### Requirements:
Reproduce the entire listing word for word.

### Data extract:
(begin)

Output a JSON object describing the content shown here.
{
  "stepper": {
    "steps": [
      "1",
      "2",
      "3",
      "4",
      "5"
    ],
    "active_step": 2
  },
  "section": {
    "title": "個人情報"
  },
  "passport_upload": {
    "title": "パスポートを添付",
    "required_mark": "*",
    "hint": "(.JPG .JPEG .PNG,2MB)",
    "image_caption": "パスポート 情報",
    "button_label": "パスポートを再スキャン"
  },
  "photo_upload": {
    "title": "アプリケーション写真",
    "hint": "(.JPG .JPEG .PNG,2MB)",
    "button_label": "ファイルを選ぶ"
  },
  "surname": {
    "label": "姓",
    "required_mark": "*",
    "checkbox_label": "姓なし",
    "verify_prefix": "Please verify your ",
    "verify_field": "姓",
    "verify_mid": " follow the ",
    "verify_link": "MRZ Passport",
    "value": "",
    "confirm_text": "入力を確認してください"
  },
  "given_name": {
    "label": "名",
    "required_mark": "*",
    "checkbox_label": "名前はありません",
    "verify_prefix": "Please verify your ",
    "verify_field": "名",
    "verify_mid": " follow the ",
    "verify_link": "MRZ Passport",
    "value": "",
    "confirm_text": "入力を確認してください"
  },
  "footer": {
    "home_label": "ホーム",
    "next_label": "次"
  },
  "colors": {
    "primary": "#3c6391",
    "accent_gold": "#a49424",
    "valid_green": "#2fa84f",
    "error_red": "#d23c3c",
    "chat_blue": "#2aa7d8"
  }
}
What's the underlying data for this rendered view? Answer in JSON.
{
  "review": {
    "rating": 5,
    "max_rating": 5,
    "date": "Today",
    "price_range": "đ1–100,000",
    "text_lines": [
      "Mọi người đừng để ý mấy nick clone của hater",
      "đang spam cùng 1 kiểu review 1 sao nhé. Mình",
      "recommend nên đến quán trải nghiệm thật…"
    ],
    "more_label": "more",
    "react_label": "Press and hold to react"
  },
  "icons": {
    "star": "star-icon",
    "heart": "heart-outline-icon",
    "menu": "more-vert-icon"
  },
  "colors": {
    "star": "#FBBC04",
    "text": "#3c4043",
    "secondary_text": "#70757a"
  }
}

(end)

### Solution to this problem:
Output a JSON object describing the content shown here.
{
  "stepper": {
    "steps": [
      "1",
      "2",
      "3",
      "4",
      "5"
    ],
    "active_step": 2
  },
  "section": {
    "title": "個人情報"
  },
  "passport_upload": {
    "title": "パスポートを添付",
    "required_mark": "*",
    "hint": "(.JPG .JPEG .PNG,2MB)",
    "image_caption": "パスポート 情報",
    "button_label": "パスポートを再スキャン"
  },
  "photo_upload": {
    "title": "アプリケーション写真",
    "hint": "(.JPG .JPEG .PNG,2MB)",
    "button_label": "ファイルを選ぶ"
  },
  "surname": {
    "label": "姓",
    "required_mark": "*",
    "checkbox_label": "姓なし",
    "verify_prefix": "Please verify your ",
    "verify_field": "姓",
    "verify_mid": " follow the ",
    "verify_link": "MRZ Passport",
    "value": "",
    "confirm_text": "入力を確認してください"
  },
  "given_name": {
    "label": "名",
    "required_mark": "*",
    "checkbox_label": "名前はありません",
    "verify_prefix": "Please verify your ",
    "verify_field": "名",
    "verify_mid": " follow the ",
    "verify_link": "MRZ Passport",
    "value": "",
    "confirm_text": "入力を確認してください"
  },
  "footer": {
    "home_label": "ホーム",
    "next_label": "次"
  },
  "colors": {
    "primary": "#3c6391",
    "accent_gold": "#a49424",
    "valid_green": "#2fa84f",
    "error_red": "#d23c3c",
    "chat_blue": "#2aa7d8"
  }
}
What's the underlying data for this rendered view? Answer in JSON.
{
  "review": {
    "rating": 5,
    "max_rating": 5,
    "date": "Today",
    "price_range": "đ1–100,000",
    "text_lines": [
      "Mọi người đừng để ý mấy nick clone của hater",
      "đang spam cùng 1 kiểu review 1 sao nhé. Mình",
      "recommend nên đến quán trải nghiệm thật…"
    ],
    "more_label": "more",
    "react_label": "Press and hold to react"
  },
  "icons": {
    "star": "star-icon",
    "heart": "heart-outline-icon",
    "menu": "more-vert-icon"
  },
  "colors": {
    "star": "#FBBC04",
    "text": "#3c4043",
    "secondary_text": "#70757a"
  }
}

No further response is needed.